_Goal:_ All of the data must be printed exactly; please include every line.
------------------------------------------------------------
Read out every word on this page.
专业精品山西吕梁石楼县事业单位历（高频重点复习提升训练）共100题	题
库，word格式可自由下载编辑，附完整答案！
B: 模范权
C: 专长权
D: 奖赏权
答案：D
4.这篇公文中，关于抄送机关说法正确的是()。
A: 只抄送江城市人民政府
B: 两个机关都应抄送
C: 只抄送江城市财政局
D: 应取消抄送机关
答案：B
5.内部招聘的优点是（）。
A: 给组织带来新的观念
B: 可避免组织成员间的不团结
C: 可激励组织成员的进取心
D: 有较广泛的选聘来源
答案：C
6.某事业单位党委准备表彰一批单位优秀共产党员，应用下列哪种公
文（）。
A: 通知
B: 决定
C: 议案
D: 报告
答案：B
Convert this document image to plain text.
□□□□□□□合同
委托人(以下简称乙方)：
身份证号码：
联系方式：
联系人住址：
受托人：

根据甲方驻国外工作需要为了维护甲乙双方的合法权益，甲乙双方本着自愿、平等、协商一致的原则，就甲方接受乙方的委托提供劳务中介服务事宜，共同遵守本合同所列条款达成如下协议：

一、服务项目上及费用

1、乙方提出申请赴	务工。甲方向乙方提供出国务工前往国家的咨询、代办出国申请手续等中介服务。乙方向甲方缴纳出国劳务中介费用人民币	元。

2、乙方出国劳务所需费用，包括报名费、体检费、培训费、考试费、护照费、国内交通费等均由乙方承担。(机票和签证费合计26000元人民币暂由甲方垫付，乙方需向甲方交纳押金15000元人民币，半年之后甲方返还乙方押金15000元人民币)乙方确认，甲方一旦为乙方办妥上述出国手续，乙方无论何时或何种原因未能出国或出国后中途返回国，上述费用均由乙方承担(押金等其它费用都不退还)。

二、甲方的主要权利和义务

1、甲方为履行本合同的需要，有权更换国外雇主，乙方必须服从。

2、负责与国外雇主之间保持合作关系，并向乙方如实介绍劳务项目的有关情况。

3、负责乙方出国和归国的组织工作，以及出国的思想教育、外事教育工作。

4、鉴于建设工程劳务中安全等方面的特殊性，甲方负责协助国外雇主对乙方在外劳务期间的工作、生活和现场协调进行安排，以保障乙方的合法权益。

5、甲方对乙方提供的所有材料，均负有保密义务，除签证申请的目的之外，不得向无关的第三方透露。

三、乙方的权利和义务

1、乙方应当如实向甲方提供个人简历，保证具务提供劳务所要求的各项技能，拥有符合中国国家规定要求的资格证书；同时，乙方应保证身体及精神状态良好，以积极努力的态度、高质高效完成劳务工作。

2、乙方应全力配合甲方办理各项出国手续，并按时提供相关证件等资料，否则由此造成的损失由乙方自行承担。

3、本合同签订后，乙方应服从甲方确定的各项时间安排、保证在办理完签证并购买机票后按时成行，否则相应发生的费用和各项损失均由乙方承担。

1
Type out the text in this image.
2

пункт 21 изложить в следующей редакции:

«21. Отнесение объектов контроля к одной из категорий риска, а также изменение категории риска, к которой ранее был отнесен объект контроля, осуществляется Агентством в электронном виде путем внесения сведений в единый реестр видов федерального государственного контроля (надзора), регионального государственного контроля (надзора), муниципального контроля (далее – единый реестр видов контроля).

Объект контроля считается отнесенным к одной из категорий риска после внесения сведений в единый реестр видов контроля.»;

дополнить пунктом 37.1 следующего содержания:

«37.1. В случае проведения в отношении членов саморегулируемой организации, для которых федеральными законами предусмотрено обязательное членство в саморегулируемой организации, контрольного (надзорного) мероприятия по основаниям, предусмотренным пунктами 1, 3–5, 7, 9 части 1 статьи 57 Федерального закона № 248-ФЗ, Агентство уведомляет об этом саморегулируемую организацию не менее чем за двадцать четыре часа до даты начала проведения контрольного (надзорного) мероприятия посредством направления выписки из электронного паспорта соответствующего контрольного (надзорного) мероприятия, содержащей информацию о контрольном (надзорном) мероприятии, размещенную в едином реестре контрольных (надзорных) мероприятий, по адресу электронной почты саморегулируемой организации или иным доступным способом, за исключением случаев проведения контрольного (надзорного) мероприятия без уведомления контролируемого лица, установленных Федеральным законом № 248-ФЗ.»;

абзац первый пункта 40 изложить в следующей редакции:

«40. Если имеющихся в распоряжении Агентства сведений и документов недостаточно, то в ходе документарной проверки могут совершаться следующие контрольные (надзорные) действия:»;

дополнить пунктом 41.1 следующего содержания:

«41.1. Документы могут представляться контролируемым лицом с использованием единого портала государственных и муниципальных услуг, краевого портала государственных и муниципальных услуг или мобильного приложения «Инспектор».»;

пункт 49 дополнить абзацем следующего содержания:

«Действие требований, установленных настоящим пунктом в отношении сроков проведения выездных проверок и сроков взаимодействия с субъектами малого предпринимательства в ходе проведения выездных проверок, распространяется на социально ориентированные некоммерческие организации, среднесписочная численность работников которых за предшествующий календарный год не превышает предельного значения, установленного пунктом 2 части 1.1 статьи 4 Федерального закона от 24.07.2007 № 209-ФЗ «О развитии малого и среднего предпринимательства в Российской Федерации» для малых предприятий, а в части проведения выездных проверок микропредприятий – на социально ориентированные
------------------------------------------------------------
_Final answer:_
Read out every word on this page.
专业精品山西吕梁石楼县事业单位历（高频重点复习提升训练）共100题	题
库，word格式可自由下载编辑，附完整答案！
B: 模范权
C: 专长权
D: 奖赏权
答案：D
4.这篇公文中，关于抄送机关说法正确的是()。
A: 只抄送江城市人民政府
B: 两个机关都应抄送
C: 只抄送江城市财政局
D: 应取消抄送机关
答案：B
5.内部招聘的优点是（）。
A: 给组织带来新的观念
B: 可避免组织成员间的不团结
C: 可激励组织成员的进取心
D: 有较广泛的选聘来源
答案：C
6.某事业单位党委准备表彰一批单位优秀共产党员，应用下列哪种公
文（）。
A: 通知
B: 决定
C: 议案
D: 报告
答案：B
Convert this document image to plain text.
□□□□□□□合同
委托人(以下简称乙方)：
身份证号码：
联系方式：
联系人住址：
受托人：

根据甲方驻国外工作需要为了维护甲乙双方的合法权益，甲乙双方本着自愿、平等、协商一致的原则，就甲方接受乙方的委托提供劳务中介服务事宜，共同遵守本合同所列条款达成如下协议：

一、服务项目上及费用

1、乙方提出申请赴	务工。甲方向乙方提供出国务工前往国家的咨询、代办出国申请手续等中介服务。乙方向甲方缴纳出国劳务中介费用人民币	元。

2、乙方出国劳务所需费用，包括报名费、体检费、培训费、考试费、护照费、国内交通费等均由乙方承担。(机票和签证费合计26000元人民币暂由甲方垫付，乙方需向甲方交纳押金15000元人民币，半年之后甲方返还乙方押金15000元人民币)乙方确认，甲方一旦为乙方办妥上述出国手续，乙方无论何时或何种原因未能出国或出国后中途返回国，上述费用均由乙方承担(押金等其它费用都不退还)。

二、甲方的主要权利和义务

1、甲方为履行本合同的需要，有权更换国外雇主，乙方必须服从。

2、负责与国外雇主之间保持合作关系，并向乙方如实介绍劳务项目的有关情况。

3、负责乙方出国和归国的组织工作，以及出国的思想教育、外事教育工作。

4、鉴于建设工程劳务中安全等方面的特殊性，甲方负责协助国外雇主对乙方在外劳务期间的工作、生活和现场协调进行安排，以保障乙方的合法权益。

5、甲方对乙方提供的所有材料，均负有保密义务，除签证申请的目的之外，不得向无关的第三方透露。

三、乙方的权利和义务

1、乙方应当如实向甲方提供个人简历，保证具务提供劳务所要求的各项技能，拥有符合中国国家规定要求的资格证书；同时，乙方应保证身体及精神状态良好，以积极努力的态度、高质高效完成劳务工作。

2、乙方应全力配合甲方办理各项出国手续，并按时提供相关证件等资料，否则由此造成的损失由乙方自行承担。

3、本合同签订后，乙方应服从甲方确定的各项时间安排、保证在办理完签证并购买机票后按时成行，否则相应发生的费用和各项损失均由乙方承担。

1
Type out the text in this image.
2

пункт 21 изложить в следующей редакции:

«21. Отнесение объектов контроля к одной из категорий риска, а также изменение категории риска, к которой ранее был отнесен объект контроля, осуществляется Агентством в электронном виде путем внесения сведений в единый реестр видов федерального государственного контроля (надзора), регионального государственного контроля (надзора), муниципального контроля (далее – единый реестр видов контроля).

Объект контроля считается отнесенным к одной из категорий риска после внесения сведений в единый реестр видов контроля.»;

дополнить пунктом 37.1 следующего содержания:

«37.1. В случае проведения в отношении членов саморегулируемой организации, для которых федеральными законами предусмотрено обязательное членство в саморегулируемой организации, контрольного (надзорного) мероприятия по основаниям, предусмотренным пунктами 1, 3–5, 7, 9 части 1 статьи 57 Федерального закона № 248-ФЗ, Агентство уведомляет об этом саморегулируемую организацию не менее чем за двадцать четыре часа до даты начала проведения контрольного (надзорного) мероприятия посредством направления выписки из электронного паспорта соответствующего контрольного (надзорного) мероприятия, содержащей информацию о контрольном (надзорном) мероприятии, размещенную в едином реестре контрольных (надзорных) мероприятий, по адресу электронной почты саморегулируемой организации или иным доступным способом, за исключением случаев проведения контрольного (надзорного) мероприятия без уведомления контролируемого лица, установленных Федеральным законом № 248-ФЗ.»;

абзац первый пункта 40 изложить в следующей редакции:

«40. Если имеющихся в распоряжении Агентства сведений и документов недостаточно, то в ходе документарной проверки могут совершаться следующие контрольные (надзорные) действия:»;

дополнить пунктом 41.1 следующего содержания:

«41.1. Документы могут представляться контролируемым лицом с использованием единого портала государственных и муниципальных услуг, краевого портала государственных и муниципальных услуг или мобильного приложения «Инспектор».»;

пункт 49 дополнить абзацем следующего содержания:

«Действие требований, установленных настоящим пунктом в отношении сроков проведения выездных проверок и сроков взаимодействия с субъектами малого предпринимательства в ходе проведения выездных проверок, распространяется на социально ориентированные некоммерческие организации, среднесписочная численность работников которых за предшествующий календарный год не превышает предельного значения, установленного пунктом 2 части 1.1 статьи 4 Федерального закона от 24.07.2007 № 209-ФЗ «О развитии малого и среднего предпринимательства в Российской Федерации» для малых предприятий, а в части проведения выездных проверок микропредприятий – на социально ориентированные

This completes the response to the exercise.